*SHORT EXERCISE*.
Look through the lines below and state how many hold the word "system". Write only the number.

*RECORDS PROVIDED*.
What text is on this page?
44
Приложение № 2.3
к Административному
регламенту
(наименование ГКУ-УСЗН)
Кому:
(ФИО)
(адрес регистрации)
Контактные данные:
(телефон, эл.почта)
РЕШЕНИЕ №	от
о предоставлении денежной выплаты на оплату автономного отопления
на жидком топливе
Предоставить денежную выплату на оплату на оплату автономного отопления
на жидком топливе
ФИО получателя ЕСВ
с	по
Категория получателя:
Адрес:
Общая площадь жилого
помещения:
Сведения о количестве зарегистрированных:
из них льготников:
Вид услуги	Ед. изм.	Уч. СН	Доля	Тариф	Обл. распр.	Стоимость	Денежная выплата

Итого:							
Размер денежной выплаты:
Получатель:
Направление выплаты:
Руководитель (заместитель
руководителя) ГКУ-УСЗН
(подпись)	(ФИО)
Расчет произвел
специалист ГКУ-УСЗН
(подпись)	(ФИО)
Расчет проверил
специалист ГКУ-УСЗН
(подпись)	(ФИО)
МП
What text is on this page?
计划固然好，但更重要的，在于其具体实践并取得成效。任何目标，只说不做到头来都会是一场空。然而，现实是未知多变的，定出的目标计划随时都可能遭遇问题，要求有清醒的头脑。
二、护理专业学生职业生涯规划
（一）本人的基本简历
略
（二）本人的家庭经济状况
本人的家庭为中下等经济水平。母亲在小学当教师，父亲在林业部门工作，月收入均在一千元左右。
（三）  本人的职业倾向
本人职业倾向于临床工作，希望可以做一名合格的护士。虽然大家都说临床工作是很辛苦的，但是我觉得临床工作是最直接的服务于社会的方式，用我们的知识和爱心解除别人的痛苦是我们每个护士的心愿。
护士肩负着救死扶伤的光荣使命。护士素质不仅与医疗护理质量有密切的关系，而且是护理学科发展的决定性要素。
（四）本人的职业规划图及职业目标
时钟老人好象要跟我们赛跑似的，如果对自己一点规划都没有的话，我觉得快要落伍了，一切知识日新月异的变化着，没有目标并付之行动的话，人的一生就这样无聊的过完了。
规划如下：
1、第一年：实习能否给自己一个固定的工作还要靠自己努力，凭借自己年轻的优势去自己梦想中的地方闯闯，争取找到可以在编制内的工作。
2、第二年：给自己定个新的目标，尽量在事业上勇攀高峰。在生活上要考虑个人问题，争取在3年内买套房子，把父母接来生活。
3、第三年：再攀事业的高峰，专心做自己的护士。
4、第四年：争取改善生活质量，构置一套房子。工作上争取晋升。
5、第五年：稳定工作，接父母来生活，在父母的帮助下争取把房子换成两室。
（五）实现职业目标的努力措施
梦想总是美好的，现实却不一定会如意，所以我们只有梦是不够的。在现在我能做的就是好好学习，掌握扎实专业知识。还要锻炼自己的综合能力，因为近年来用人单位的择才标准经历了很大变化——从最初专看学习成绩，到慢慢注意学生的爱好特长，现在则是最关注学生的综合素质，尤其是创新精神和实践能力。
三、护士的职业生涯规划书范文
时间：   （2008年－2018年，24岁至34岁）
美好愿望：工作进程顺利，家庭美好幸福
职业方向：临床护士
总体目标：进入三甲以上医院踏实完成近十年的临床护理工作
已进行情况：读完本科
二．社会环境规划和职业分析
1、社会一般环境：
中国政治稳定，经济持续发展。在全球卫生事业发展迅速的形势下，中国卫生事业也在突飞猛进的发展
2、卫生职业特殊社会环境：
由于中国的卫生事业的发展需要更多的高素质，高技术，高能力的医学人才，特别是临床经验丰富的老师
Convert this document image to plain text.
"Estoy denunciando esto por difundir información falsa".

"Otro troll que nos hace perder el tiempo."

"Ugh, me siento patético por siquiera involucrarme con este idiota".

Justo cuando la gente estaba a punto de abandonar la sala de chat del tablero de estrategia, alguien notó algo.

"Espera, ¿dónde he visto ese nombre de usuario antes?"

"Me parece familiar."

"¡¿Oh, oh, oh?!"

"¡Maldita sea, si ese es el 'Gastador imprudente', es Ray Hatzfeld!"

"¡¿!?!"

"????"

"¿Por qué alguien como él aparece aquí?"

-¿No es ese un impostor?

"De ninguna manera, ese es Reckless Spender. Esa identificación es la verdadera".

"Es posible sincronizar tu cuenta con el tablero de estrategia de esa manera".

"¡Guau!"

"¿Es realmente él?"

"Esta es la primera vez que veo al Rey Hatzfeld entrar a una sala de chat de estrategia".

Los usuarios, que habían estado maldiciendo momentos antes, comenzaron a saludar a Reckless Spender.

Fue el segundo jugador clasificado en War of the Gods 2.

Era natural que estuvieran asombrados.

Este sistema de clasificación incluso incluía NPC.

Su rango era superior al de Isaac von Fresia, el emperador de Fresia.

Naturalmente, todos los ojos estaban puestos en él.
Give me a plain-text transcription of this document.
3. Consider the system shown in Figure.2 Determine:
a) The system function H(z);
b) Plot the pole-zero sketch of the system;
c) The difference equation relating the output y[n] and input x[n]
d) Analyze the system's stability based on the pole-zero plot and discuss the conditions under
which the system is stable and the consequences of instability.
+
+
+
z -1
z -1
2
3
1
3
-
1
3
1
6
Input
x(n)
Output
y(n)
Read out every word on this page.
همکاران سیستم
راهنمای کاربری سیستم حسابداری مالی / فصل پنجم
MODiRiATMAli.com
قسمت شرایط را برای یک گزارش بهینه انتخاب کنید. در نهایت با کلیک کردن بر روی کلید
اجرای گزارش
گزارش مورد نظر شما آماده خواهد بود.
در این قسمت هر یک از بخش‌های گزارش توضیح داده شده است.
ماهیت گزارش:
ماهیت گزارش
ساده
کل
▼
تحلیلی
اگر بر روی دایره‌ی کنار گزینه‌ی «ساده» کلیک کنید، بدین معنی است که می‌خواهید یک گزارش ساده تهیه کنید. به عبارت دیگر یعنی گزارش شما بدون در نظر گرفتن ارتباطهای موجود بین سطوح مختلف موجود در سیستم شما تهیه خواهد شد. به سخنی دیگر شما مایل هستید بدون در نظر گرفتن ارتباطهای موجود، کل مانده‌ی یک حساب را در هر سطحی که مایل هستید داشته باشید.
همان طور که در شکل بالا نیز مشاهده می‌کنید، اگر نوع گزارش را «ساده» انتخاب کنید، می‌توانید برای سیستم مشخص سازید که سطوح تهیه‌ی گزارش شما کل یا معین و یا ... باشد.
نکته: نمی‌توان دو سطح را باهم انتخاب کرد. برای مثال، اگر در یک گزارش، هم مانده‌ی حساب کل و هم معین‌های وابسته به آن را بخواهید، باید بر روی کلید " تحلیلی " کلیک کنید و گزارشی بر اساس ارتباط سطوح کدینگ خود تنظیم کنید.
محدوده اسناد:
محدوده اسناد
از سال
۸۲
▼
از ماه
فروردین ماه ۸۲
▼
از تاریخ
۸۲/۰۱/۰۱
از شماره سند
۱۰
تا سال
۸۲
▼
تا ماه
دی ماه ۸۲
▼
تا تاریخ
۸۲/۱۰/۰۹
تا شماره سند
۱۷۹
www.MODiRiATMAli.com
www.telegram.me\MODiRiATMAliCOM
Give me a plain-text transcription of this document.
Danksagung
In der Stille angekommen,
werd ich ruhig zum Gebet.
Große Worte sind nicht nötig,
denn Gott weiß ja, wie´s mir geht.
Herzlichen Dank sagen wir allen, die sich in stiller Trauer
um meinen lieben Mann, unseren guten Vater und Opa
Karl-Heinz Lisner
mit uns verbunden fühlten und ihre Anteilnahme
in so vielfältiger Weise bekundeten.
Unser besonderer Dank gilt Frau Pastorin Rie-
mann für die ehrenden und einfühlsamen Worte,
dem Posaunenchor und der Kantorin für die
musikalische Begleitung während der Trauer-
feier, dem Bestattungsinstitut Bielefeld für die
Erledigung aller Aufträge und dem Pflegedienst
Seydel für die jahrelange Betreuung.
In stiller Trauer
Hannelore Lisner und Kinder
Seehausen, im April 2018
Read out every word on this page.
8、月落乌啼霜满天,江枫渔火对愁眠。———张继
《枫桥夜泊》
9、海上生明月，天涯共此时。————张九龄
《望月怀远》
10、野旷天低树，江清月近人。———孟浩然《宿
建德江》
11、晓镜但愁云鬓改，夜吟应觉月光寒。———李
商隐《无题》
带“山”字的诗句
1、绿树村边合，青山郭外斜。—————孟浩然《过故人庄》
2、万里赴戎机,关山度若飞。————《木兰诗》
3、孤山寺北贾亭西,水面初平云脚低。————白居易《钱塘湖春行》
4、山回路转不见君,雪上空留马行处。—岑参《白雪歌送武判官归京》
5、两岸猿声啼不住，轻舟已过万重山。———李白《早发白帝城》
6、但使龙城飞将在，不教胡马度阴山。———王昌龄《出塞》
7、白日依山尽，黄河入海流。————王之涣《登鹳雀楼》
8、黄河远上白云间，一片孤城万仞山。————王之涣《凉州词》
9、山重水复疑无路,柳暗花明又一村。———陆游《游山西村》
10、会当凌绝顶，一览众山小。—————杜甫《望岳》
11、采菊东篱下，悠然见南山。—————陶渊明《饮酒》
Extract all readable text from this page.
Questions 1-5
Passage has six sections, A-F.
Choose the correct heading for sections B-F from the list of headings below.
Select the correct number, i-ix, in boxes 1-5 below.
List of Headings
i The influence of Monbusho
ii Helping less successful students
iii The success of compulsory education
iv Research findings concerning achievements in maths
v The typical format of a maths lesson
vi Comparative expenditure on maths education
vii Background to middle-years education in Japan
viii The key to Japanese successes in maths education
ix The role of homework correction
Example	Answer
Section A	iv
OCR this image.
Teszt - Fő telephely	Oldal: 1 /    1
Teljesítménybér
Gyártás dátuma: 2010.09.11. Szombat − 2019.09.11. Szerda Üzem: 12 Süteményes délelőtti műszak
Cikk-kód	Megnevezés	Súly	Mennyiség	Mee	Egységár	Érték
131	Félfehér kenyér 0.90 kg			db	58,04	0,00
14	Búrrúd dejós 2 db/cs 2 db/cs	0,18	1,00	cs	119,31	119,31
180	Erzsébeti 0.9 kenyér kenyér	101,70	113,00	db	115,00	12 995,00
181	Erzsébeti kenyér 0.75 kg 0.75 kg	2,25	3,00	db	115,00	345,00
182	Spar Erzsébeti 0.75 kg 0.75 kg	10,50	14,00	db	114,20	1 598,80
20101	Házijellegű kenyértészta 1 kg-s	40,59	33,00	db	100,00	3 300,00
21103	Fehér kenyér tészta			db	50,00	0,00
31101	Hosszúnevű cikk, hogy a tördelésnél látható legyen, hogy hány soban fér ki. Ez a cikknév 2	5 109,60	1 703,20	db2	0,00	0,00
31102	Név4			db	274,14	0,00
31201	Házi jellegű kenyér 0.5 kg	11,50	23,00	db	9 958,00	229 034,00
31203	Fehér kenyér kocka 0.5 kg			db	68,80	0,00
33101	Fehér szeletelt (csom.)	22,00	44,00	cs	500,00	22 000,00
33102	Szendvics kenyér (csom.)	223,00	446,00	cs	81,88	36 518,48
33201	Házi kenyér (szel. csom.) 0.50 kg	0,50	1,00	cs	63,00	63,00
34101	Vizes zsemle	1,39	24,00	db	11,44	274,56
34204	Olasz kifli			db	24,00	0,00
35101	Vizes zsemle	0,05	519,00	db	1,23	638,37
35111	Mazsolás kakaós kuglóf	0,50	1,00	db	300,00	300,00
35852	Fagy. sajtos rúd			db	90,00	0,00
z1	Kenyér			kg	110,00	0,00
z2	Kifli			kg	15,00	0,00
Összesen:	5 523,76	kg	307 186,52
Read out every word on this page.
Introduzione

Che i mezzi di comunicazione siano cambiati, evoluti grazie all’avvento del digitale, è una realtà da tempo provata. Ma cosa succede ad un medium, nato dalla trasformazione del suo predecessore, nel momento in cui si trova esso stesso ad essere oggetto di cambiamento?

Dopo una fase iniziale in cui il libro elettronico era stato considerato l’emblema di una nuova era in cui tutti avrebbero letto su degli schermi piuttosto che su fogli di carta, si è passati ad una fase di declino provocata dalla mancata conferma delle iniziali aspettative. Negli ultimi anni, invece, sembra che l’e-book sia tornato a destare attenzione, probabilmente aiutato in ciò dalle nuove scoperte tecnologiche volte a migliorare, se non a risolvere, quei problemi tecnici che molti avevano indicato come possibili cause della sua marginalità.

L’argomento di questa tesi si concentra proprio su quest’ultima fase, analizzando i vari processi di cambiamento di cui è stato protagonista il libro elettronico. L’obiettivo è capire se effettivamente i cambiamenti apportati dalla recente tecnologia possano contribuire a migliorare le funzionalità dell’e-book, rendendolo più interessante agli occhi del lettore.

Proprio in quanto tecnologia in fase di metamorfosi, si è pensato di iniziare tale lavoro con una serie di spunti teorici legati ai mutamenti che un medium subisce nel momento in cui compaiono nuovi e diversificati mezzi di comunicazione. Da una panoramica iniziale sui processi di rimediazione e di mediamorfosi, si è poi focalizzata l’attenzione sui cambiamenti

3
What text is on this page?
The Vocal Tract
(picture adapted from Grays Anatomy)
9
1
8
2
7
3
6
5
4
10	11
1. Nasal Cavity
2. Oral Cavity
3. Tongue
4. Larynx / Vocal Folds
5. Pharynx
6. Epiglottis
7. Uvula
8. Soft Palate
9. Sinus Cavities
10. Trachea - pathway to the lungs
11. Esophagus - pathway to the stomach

*FULL SOLUTION*.
5